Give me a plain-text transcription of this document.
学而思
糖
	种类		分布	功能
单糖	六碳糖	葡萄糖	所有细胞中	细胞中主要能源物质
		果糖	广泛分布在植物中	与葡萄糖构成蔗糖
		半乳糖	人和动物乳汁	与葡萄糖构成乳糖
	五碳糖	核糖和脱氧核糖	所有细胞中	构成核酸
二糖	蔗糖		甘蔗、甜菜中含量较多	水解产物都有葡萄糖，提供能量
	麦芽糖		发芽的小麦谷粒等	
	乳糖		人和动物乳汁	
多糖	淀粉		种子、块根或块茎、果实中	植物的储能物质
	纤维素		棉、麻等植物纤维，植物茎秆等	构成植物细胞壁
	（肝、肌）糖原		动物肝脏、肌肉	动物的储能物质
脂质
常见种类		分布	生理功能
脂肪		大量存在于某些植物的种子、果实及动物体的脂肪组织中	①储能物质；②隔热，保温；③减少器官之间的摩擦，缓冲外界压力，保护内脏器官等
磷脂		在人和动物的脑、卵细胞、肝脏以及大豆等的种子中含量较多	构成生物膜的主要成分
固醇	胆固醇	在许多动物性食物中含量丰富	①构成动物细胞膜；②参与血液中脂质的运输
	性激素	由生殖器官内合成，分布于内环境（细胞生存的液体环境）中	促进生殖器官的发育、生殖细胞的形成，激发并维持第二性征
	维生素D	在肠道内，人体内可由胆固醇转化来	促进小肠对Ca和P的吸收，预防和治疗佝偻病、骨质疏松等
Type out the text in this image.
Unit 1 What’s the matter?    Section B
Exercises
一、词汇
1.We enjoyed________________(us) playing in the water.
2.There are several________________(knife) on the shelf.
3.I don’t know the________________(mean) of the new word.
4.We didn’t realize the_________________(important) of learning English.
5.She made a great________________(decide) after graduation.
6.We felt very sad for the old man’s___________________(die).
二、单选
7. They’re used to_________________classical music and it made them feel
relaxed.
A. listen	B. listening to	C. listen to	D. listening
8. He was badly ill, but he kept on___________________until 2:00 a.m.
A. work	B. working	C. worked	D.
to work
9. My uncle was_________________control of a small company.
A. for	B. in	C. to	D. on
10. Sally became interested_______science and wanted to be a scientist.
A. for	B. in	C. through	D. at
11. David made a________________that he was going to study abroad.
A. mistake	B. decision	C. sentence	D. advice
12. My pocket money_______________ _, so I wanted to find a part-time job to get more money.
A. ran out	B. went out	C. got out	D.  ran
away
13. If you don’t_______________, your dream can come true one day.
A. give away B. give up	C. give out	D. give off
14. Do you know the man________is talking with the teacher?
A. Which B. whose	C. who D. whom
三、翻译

---------------

How many lines in the listing contain "made"? Answer with the number alone.

3